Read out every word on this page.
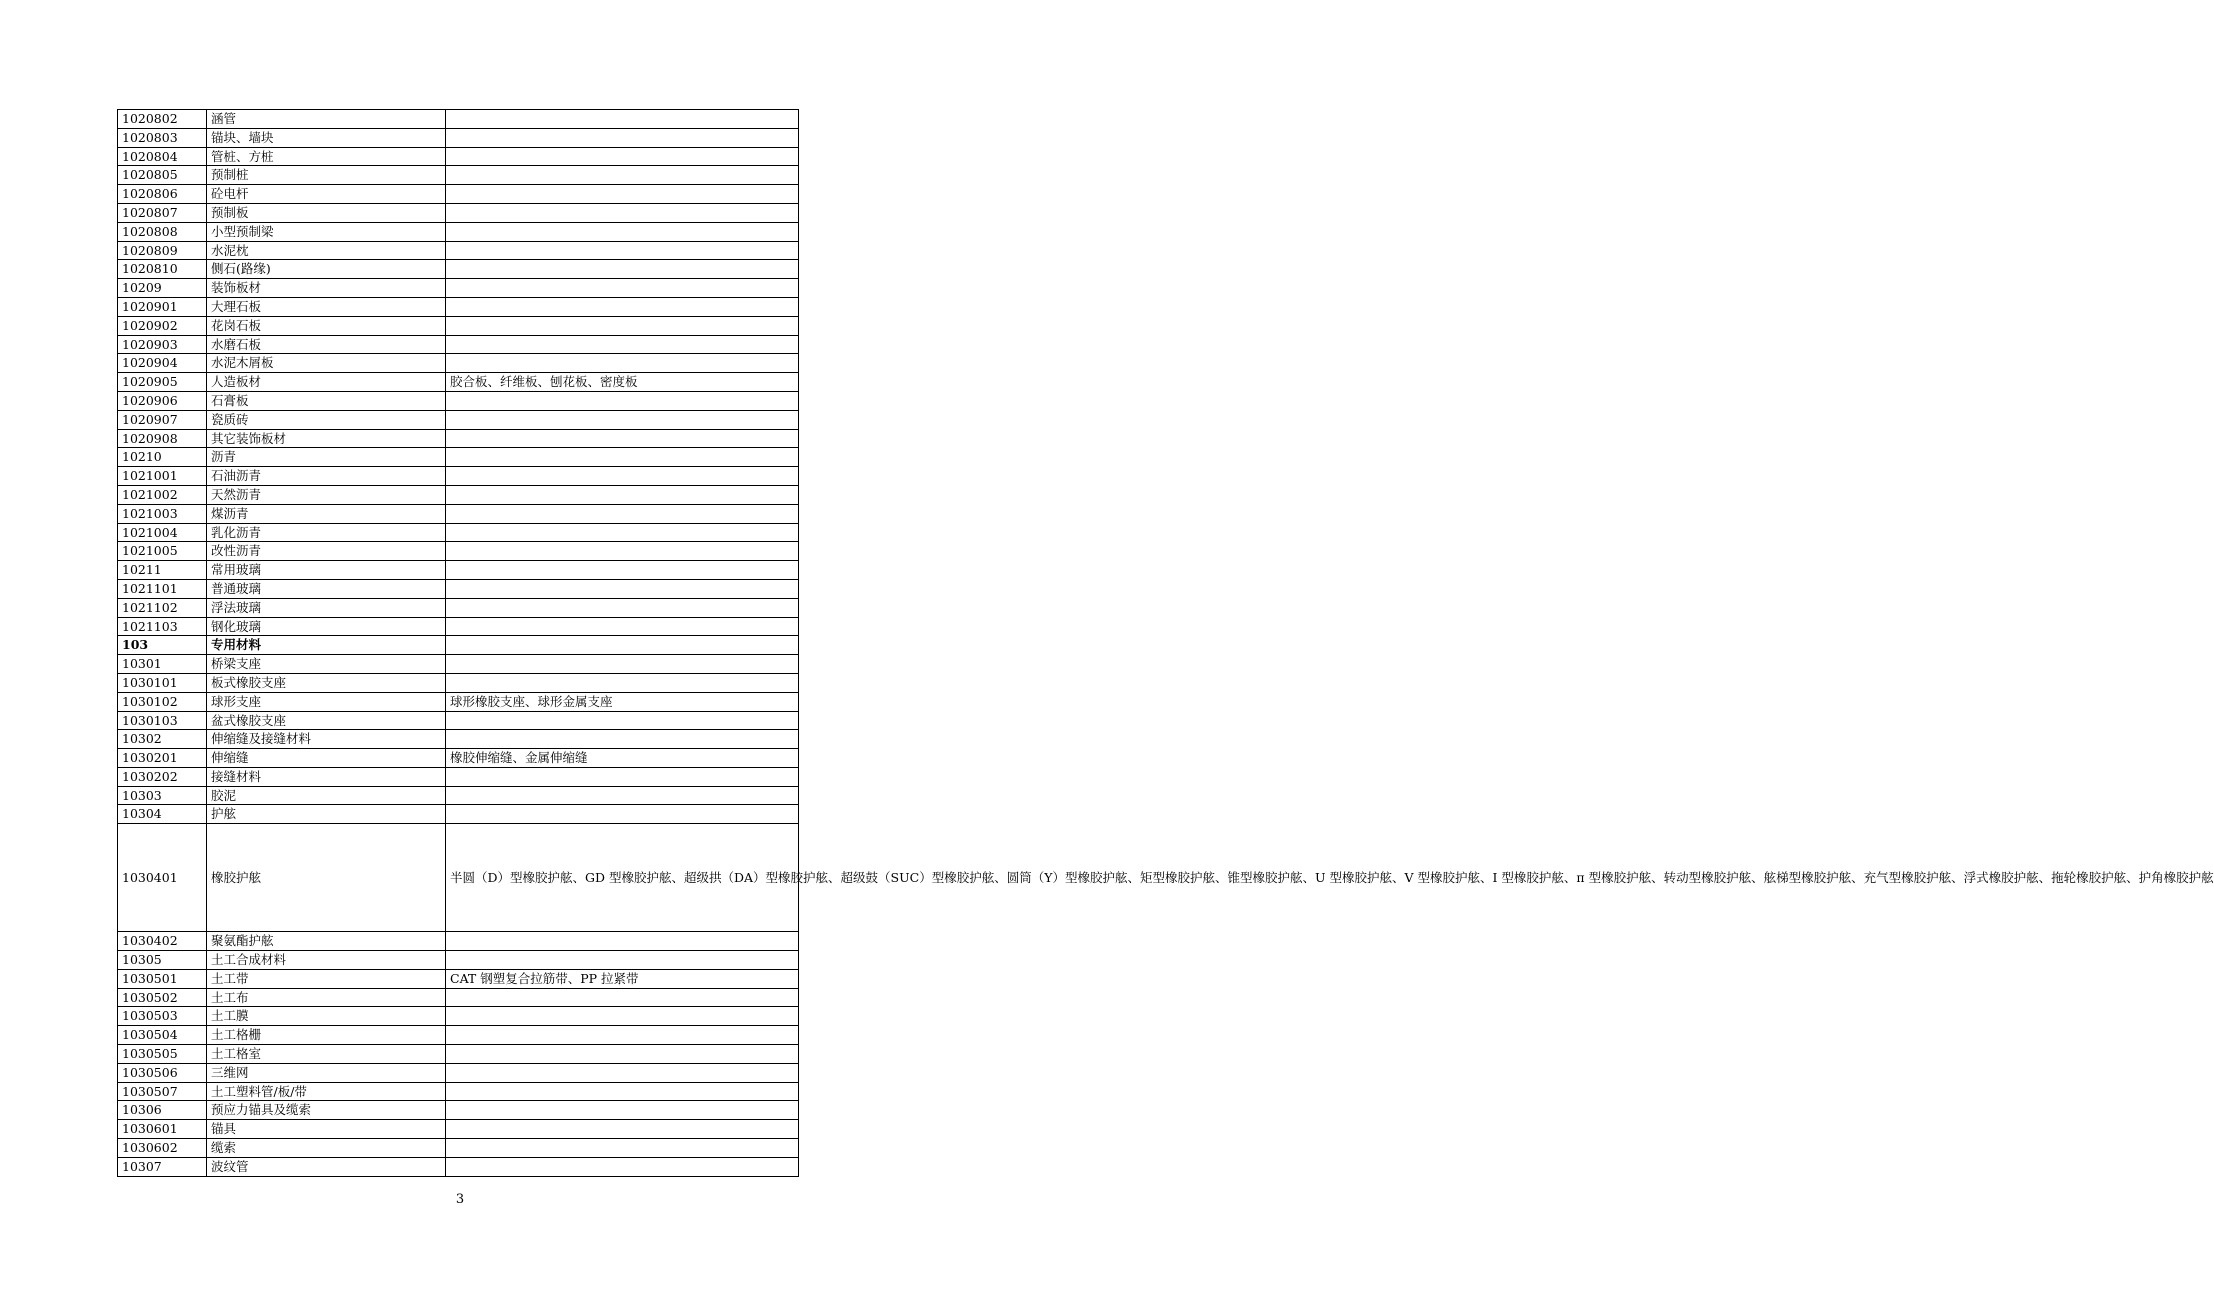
1020802	涵管	
1020803	锚块、墙块	
1020804	管桩、方桩	
1020805	预制桩	
1020806	砼电杆	
1020807	预制板	
1020808	小型预制梁	
1020809	水泥枕	
1020810	侧石(路缘)	
10209	装饰板材	
1020901	大理石板	
1020902	花岗石板	
1020903	水磨石板	
1020904	水泥木屑板	
1020905	人造板材	胶合板、纤维板、刨花板、密度板
1020906	石膏板	
1020907	瓷质砖	
1020908	其它装饰板材	
10210	沥青	
1021001	石油沥青	
1021002	天然沥青	
1021003	煤沥青	
1021004	乳化沥青	
1021005	改性沥青	
10211	常用玻璃	
1021101	普通玻璃	
1021102	浮法玻璃	
1021103	钢化玻璃	
103	专用材料	
10301	桥梁支座	
1030101	板式橡胶支座	
1030102	球形支座	球形橡胶支座、球形金属支座
1030103	盆式橡胶支座	
10302	伸缩缝及接缝材料	
1030201	伸缩缝	橡胶伸缩缝、金属伸缩缝
1030202	接缝材料	
10303	胶泥	
10304	护舷	
1030401	橡胶护舷	半圆（D）型橡胶护舷、GD 型橡胶护舷、超级拱（DA）型橡胶护舷、超级鼓（SUC）型橡胶护舷、圆筒（Y）型橡胶护舷、矩型橡胶护舷、锥型橡胶护舷、U 型橡胶护舷、V 型橡胶护舷、I 型橡胶护舷、π 型橡胶护舷、转动型橡胶护舷、舷梯型橡胶护舷、充气型橡胶护舷、浮式橡胶护舷、拖轮橡胶护舷、护角橡胶护舷
1030402	聚氨酯护舷	
10305	土工合成材料	
1030501	土工带	CAT 钢塑复合拉筋带、PP 拉紧带
1030502	土工布	
1030503	土工膜	
1030504	土工格栅	
1030505	土工格室	
1030506	三维网	
1030507	土工塑料管/板/带	
10306	预应力锚具及缆索	
1030601	锚具	
1030602	缆索	
10307	波纹管	
3
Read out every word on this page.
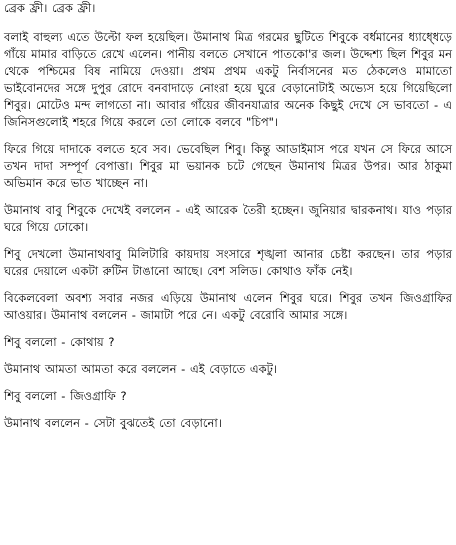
ব্রেক ফ্রী। ব্রেক ফ্রী।

বলাই বাহুল্য এতে উল্টো ফল হয়েছিল। উমানাথ মিত্র গরমের ছুটিতে শিবুকে বর্ধমানের ধ্যাধ্ধেড়ে গাঁয়ে মামার বাড়িতে রেখে এলেন। পানীয় বলতে সেখানে পাতকো'র জল। উদ্দেশ্য ছিল শিবুর মন থেকে পশ্চিমের বিষ নামিয়ে দেওয়া। প্রথম প্রথম একটু নির্বাসনের মত ঠেকলেও মামাতো ভাইবোনদের সঙ্গে দুপুর রোদে বনবাদাড়ে নোংরা হয়ে ঘুরে বেড়ানোটাই অভ্যেস হয়ে গিয়েছিলো শিবুর। মোটেও মন্দ লাগতো না। আবার গাঁয়ের জীবনযাত্রার অনেক কিছুই দেখে সে ভাবতো - এ জিনিসগুলোই শহরে গিয়ে করলে তো লোকে বলবে "চিপ"।

ফিরে গিয়ে দাদাকে বলতে হবে সব। ভেবেছিল শিবু। কিন্তু আডাইমাস পরে যখন সে ফিরে আসে তখন দাদা সম্পূর্ণ বেপাত্তা। শিবুর মা ভয়ানক চটে গেছেন উমানাথ মিত্রর উপর। আর ঠাকুমা অভিমান করে ভাত খাচ্ছেন না।

উমানাথ বাবু শিবুকে দেখেই বললেন - এই আরেক তৈরী হচ্ছেন। জুনিয়ার দ্বারকনাথ। যাও পড়ার ঘরে গিয়ে ঢোকো।

শিবু দেখলো উমানাথবাবু মিলিটারি কায়দায় সংসারে শৃঙ্খলা আনার চেষ্টা করছেন। তার পড়ার ঘরের দেয়ালে একটা রুটিন টাঙানো আছে। বেশ সলিড। কোথাও ফাঁক নেই।

বিকেলবেলা অবশ্য সবার নজর এড়িয়ে উমানাথ এলেন শিবুর ঘরে। শিবুর তখন জিওগ্রাফির আওয়ার। উমানাথ বললেন - জামাটা পরে নে। একটু বেরোবি আমার সঙ্গে।

শিবু বললো - কোথায় ?

উমানাথ আমতা আমতা করে বললেন - এই বেড়াতে একটু।

শিবু বললো - জিওগ্রাফি ?

উমানাথ বললেন - সেটা বুঝতেই তো বেড়ানো।
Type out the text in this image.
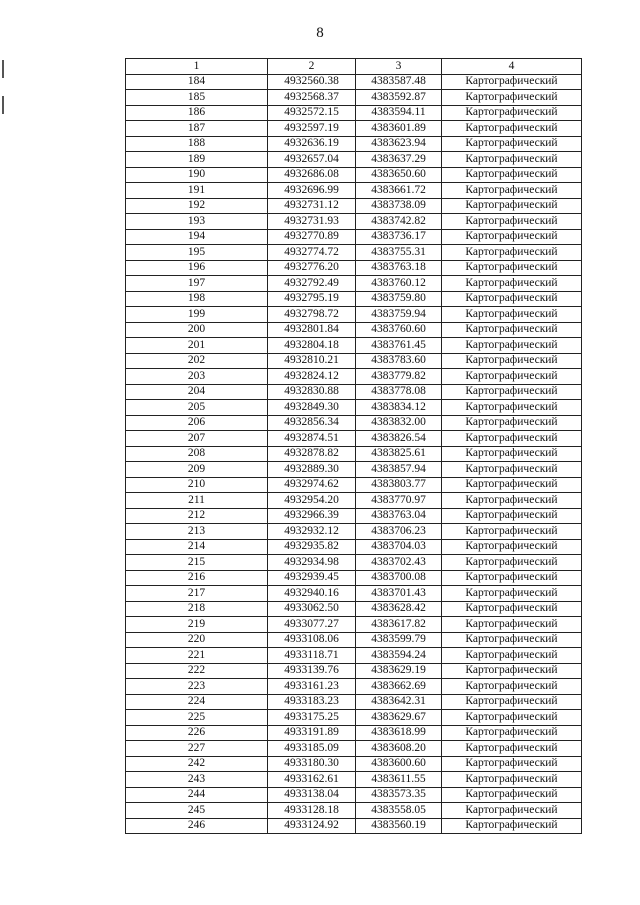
8
1	2	3	4
184	4932560.38	4383587.48	Картографический
185	4932568.37	4383592.87	Картографический
186	4932572.15	4383594.11	Картографический
187	4932597.19	4383601.89	Картографический
188	4932636.19	4383623.94	Картографический
189	4932657.04	4383637.29	Картографический
190	4932686.08	4383650.60	Картографический
191	4932696.99	4383661.72	Картографический
192	4932731.12	4383738.09	Картографический
193	4932731.93	4383742.82	Картографический
194	4932770.89	4383736.17	Картографический
195	4932774.72	4383755.31	Картографический
196	4932776.20	4383763.18	Картографический
197	4932792.49	4383760.12	Картографический
198	4932795.19	4383759.80	Картографический
199	4932798.72	4383759.94	Картографический
200	4932801.84	4383760.60	Картографический
201	4932804.18	4383761.45	Картографический
202	4932810.21	4383783.60	Картографический
203	4932824.12	4383779.82	Картографический
204	4932830.88	4383778.08	Картографический
205	4932849.30	4383834.12	Картографический
206	4932856.34	4383832.00	Картографический
207	4932874.51	4383826.54	Картографический
208	4932878.82	4383825.61	Картографический
209	4932889.30	4383857.94	Картографический
210	4932974.62	4383803.77	Картографический
211	4932954.20	4383770.97	Картографический
212	4932966.39	4383763.04	Картографический
213	4932932.12	4383706.23	Картографический
214	4932935.82	4383704.03	Картографический
215	4932934.98	4383702.43	Картографический
216	4932939.45	4383700.08	Картографический
217	4932940.16	4383701.43	Картографический
218	4933062.50	4383628.42	Картографический
219	4933077.27	4383617.82	Картографический
220	4933108.06	4383599.79	Картографический
221	4933118.71	4383594.24	Картографический
222	4933139.76	4383629.19	Картографический
223	4933161.23	4383662.69	Картографический
224	4933183.23	4383642.31	Картографический
225	4933175.25	4383629.67	Картографический
226	4933191.89	4383618.99	Картографический
227	4933185.09	4383608.20	Картографический
242	4933180.30	4383600.60	Картографический
243	4933162.61	4383611.55	Картографический
244	4933138.04	4383573.35	Картографический
245	4933128.18	4383558.05	Картографический
246	4933124.92	4383560.19	Картографический
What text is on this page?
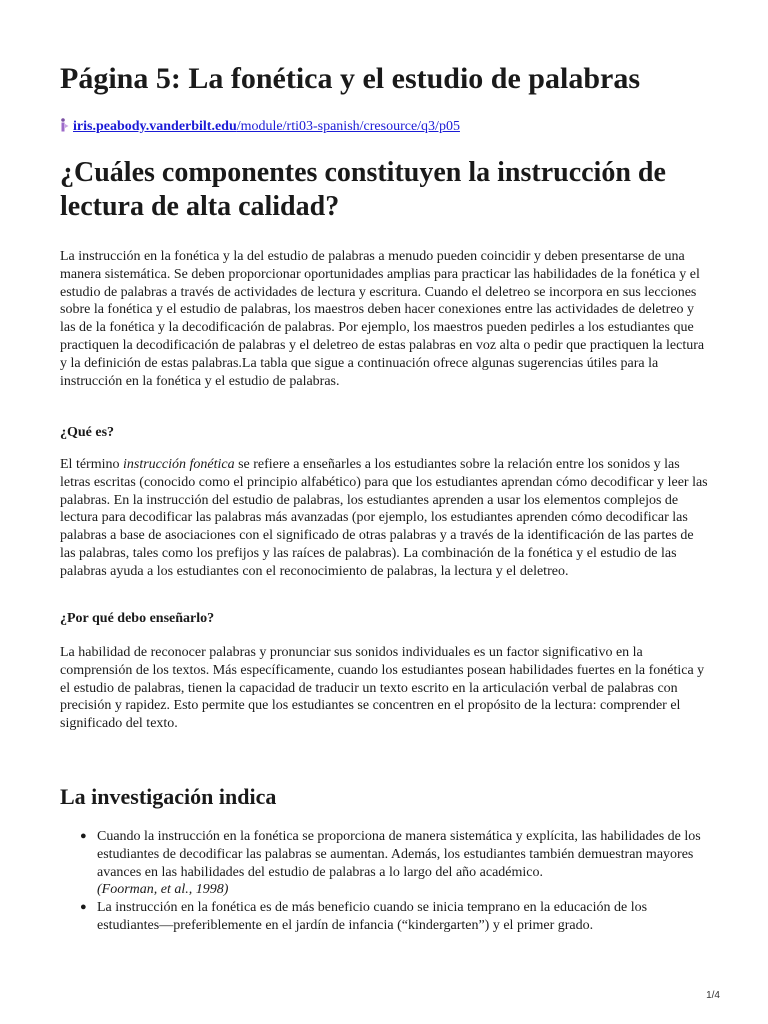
Página 5: La fonética y el estudio de palabras
iris.peabody.vanderbilt.edu/module/rti03-spanish/cresource/q3/p05
¿Cuáles componentes constituyen la instrucción de lectura de alta calidad?

La instrucción en la fonética y la del estudio de palabras a menudo pueden coincidir y deben presentarse de una manera sistemática. Se deben proporcionar oportunidades amplias para practicar las habilidades de la fonética y el estudio de palabras a través de actividades de lectura y escritura. Cuando el deletreo se incorpora en sus lecciones sobre la fonética y el estudio de palabras, los maestros deben hacer conexiones entre las actividades de deletreo y las de la fonética y la decodificación de palabras. Por ejemplo, los maestros pueden pedirles a los estudiantes que practiquen la decodificación de palabras y el deletreo de estas palabras en voz alta o pedir que practiquen la lectura y la definición de estas palabras.La tabla que sigue a continuación ofrece algunas sugerencias útiles para la instrucción en la fonética y el estudio de palabras.

¿Qué es?

El término instrucción fonética se refiere a enseñarles a los estudiantes sobre la relación entre los sonidos y las letras escritas (conocido como el principio alfabético) para que los estudiantes aprendan cómo decodificar y leer las palabras. En la instrucción del estudio de palabras, los estudiantes aprenden a usar los elementos complejos de lectura para decodificar las palabras más avanzadas (por ejemplo, los estudiantes aprenden cómo decodificar las palabras a base de asociaciones con el significado de otras palabras y a través de la identificación de las partes de las palabras, tales como los prefijos y las raíces de palabras). La combinación de la fonética y el estudio de las palabras ayuda a los estudiantes con el reconocimiento de palabras, la lectura y el deletreo.

¿Por qué debo enseñarlo?

La habilidad de reconocer palabras y pronunciar sus sonidos individuales es un factor significativo en la comprensión de los textos. Más específicamente, cuando los estudiantes posean habilidades fuertes en la fonética y el estudio de palabras, tienen la capacidad de traducir un texto escrito en la articulación verbal de palabras con precisión y rapidez. Esto permite que los estudiantes se concentren en el propósito de la lectura: comprender el significado del texto.

La investigación indica
● Cuando la instrucción en la fonética se proporciona de manera sistemática y explícita, las habilidades de los estudiantes de decodificar las palabras se aumentan. Además, los estudiantes también demuestran mayores avances en las habilidades del estudio de palabras a lo largo del año académico.
(Foorman, et al., 1998)
● La instrucción en la fonética es de más beneficio cuando se inicia temprano en la educación de los estudiantes—preferiblemente en el jardín de infancia (“kindergarten”) y el primer grado.
1/4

**Work required**
Identify and extract each line of the listing that contains "this".

**Right answer**
Read out every word on this page.
Read out every word on this page.
Type out the text in this image.
What text is on this page?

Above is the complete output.